Data under study Start Marker
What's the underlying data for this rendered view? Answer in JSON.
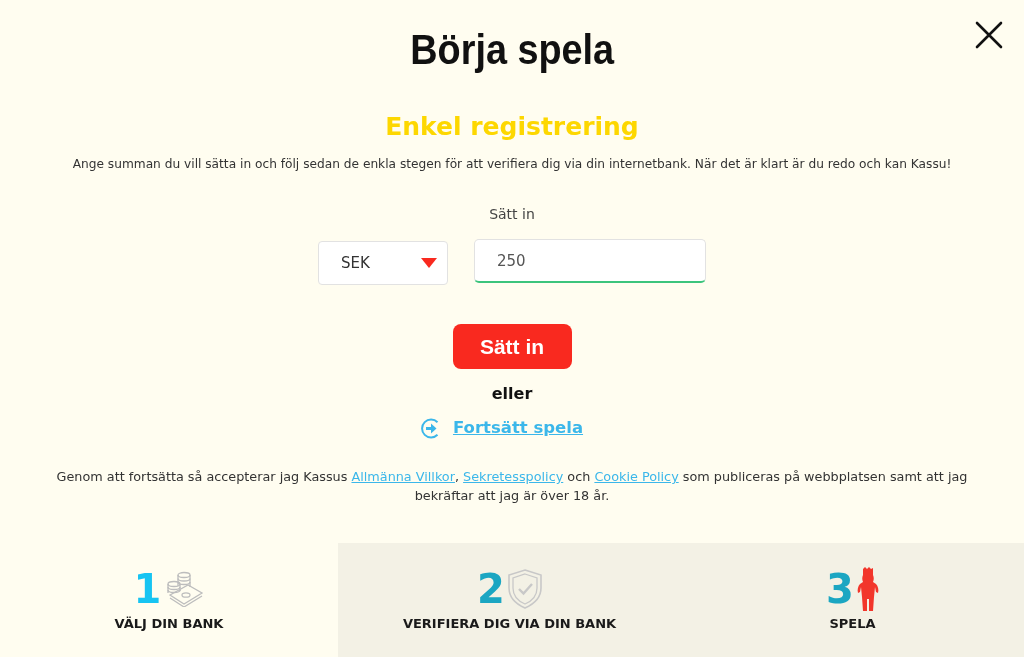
{
  "title": "Börja spela",
  "subtitle": "Enkel registrering",
  "description": "Ange summan du vill sätta in och följ sedan de enkla stegen för att verifiera dig via din internetbank. När det är klart är du redo och kan Kassu!",
  "deposit": {
    "label": "Sätt in",
    "currency": "SEK",
    "amount": {
      "value": "250",
      "focused": true
    },
    "button": "Sätt in"
  },
  "separator": "eller",
  "continue_link": "Fortsätt spela",
  "terms": [
    {
      "kind": "text",
      "text": "Genom att fortsätta så accepterar jag Kassus "
    },
    {
      "kind": "link",
      "text": "Allmänna Villkor"
    },
    {
      "kind": "text",
      "text": ", "
    },
    {
      "kind": "link",
      "text": "Sekretesspolicy"
    },
    {
      "kind": "text",
      "text": " och "
    },
    {
      "kind": "link",
      "text": "Cookie Policy"
    },
    {
      "kind": "text",
      "text": " som publiceras på webbplatsen samt att jag bekräftar att jag är över 18 år."
    }
  ],
  "steps": [
    {
      "number": "1",
      "label": "VÄLJ DIN BANK",
      "kind": "bank",
      "selected": true
    },
    {
      "number": "2",
      "label": "VERIFIERA DIG VIA DIN BANK",
      "kind": "verify",
      "selected": false
    },
    {
      "number": "3",
      "label": "SPELA",
      "kind": "play",
      "selected": false
    }
  ]
}
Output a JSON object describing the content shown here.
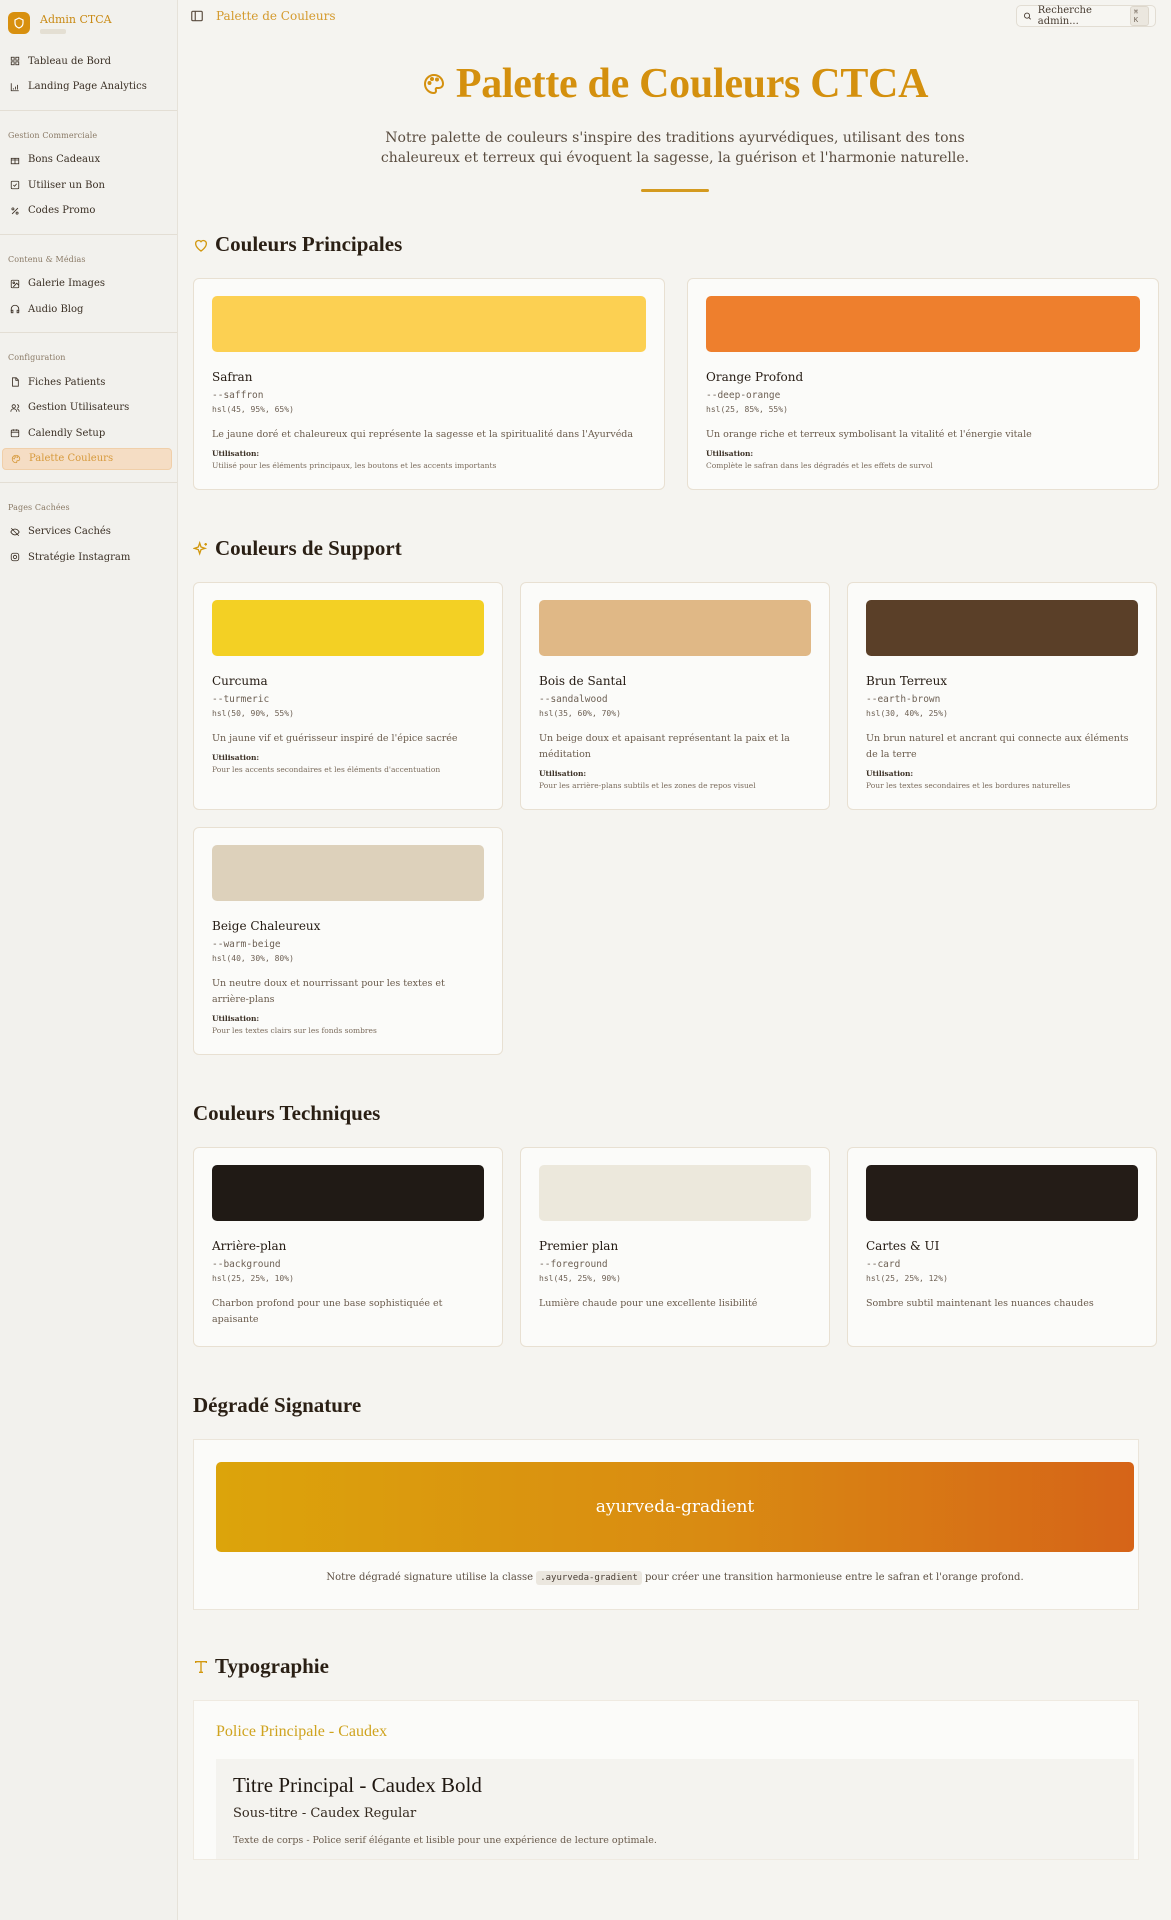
{
  "app": {
    "name": "Admin CTCA",
    "breadcrumb": "Palette de Couleurs",
    "search_placeholder": "Recherche admin...",
    "search_shortcut": "⌘ K"
  },
  "sidebar": {
    "top_items": [
      {
        "label": "Tableau de Bord",
        "icon": "grid-icon"
      },
      {
        "label": "Landing Page Analytics",
        "icon": "chart-icon"
      }
    ],
    "groups": [
      {
        "title": "Gestion Commerciale",
        "items": [
          {
            "label": "Bons Cadeaux",
            "icon": "gift-icon"
          },
          {
            "label": "Utiliser un Bon",
            "icon": "check-square-icon"
          },
          {
            "label": "Codes Promo",
            "icon": "percent-icon"
          }
        ]
      },
      {
        "title": "Contenu & Médias",
        "items": [
          {
            "label": "Galerie Images",
            "icon": "image-icon"
          },
          {
            "label": "Audio Blog",
            "icon": "headphones-icon"
          }
        ]
      },
      {
        "title": "Configuration",
        "items": [
          {
            "label": "Fiches Patients",
            "icon": "file-icon"
          },
          {
            "label": "Gestion Utilisateurs",
            "icon": "users-icon"
          },
          {
            "label": "Calendly Setup",
            "icon": "calendar-icon"
          },
          {
            "label": "Palette Couleurs",
            "icon": "palette-icon",
            "active": true
          }
        ]
      },
      {
        "title": "Pages Cachées",
        "items": [
          {
            "label": "Services Cachés",
            "icon": "eye-off-icon"
          },
          {
            "label": "Stratégie Instagram",
            "icon": "instagram-icon"
          }
        ]
      }
    ]
  },
  "hero": {
    "title": "Palette de Couleurs CTCA",
    "description": "Notre palette de couleurs s'inspire des traditions ayurvédiques, utilisant des tons chaleureux et terreux qui évoquent la sagesse, la guérison et l'harmonie naturelle."
  },
  "usage_label": "Utilisation:",
  "sections": {
    "principal": {
      "title": "Couleurs Principales",
      "colors": [
        {
          "name": "Safran",
          "var": "--saffron",
          "hsl": "hsl(45, 95%, 65%)",
          "swatch": "#fcd052",
          "description": "Le jaune doré et chaleureux qui représente la sagesse et la spiritualité dans l'Ayurvéda",
          "usage": "Utilisé pour les éléments principaux, les boutons et les accents importants"
        },
        {
          "name": "Orange Profond",
          "var": "--deep-orange",
          "hsl": "hsl(25, 85%, 55%)",
          "swatch": "#ee7f2d",
          "description": "Un orange riche et terreux symbolisant la vitalité et l'énergie vitale",
          "usage": "Complète le safran dans les dégradés et les effets de survol"
        }
      ]
    },
    "support": {
      "title": "Couleurs de Support",
      "colors": [
        {
          "name": "Curcuma",
          "var": "--turmeric",
          "hsl": "hsl(50, 90%, 55%)",
          "swatch": "#f3d024",
          "description": "Un jaune vif et guérisseur inspiré de l'épice sacrée",
          "usage": "Pour les accents secondaires et les éléments d'accentuation"
        },
        {
          "name": "Bois de Santal",
          "var": "--sandalwood",
          "hsl": "hsl(35, 60%, 70%)",
          "swatch": "#e0b886",
          "description": "Un beige doux et apaisant représentant la paix et la méditation",
          "usage": "Pour les arrière-plans subtils et les zones de repos visuel"
        },
        {
          "name": "Brun Terreux",
          "var": "--earth-brown",
          "hsl": "hsl(30, 40%, 25%)",
          "swatch": "#5a3f28",
          "description": "Un brun naturel et ancrant qui connecte aux éléments de la terre",
          "usage": "Pour les textes secondaires et les bordures naturelles"
        },
        {
          "name": "Beige Chaleureux",
          "var": "--warm-beige",
          "hsl": "hsl(40, 30%, 80%)",
          "swatch": "#ddd1bb",
          "description": "Un neutre doux et nourrissant pour les textes et arrière-plans",
          "usage": "Pour les textes clairs sur les fonds sombres"
        }
      ]
    },
    "technical": {
      "title": "Couleurs Techniques",
      "colors": [
        {
          "name": "Arrière-plan",
          "var": "--background",
          "hsl": "hsl(25, 25%, 10%)",
          "swatch": "#201a15",
          "description": "Charbon profond pour une base sophistiquée et apaisante"
        },
        {
          "name": "Premier plan",
          "var": "--foreground",
          "hsl": "hsl(45, 25%, 90%)",
          "swatch": "#ece8dc",
          "description": "Lumière chaude pour une excellente lisibilité"
        },
        {
          "name": "Cartes & UI",
          "var": "--card",
          "hsl": "hsl(25, 25%, 12%)",
          "swatch": "#241c17",
          "description": "Sombre subtil maintenant les nuances chaudes"
        }
      ]
    },
    "gradient": {
      "title": "Dégradé Signature",
      "label": "ayurveda-gradient",
      "note_before": "Notre dégradé signature utilise la classe",
      "note_code": ".ayurveda-gradient",
      "note_after": "pour créer une transition harmonieuse entre le safran et l'orange profond."
    },
    "typography": {
      "title": "Typographie",
      "font_label": "Police Principale - Caudex",
      "h1": "Titre Principal - Caudex Bold",
      "h2": "Sous-titre - Caudex Regular",
      "body": "Texte de corps - Police serif élégante et lisible pour une expérience de lecture optimale."
    }
  }
}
Data under study End Marker
About this exercise
Scan the entries for the word "doux". Report each line that has it.

Output of the exercise
          "description": "Un beige doux et apaisant représentant la paix et la méditation",
          "description": "Un neutre doux et nourrissant pour les textes et arrière-plans",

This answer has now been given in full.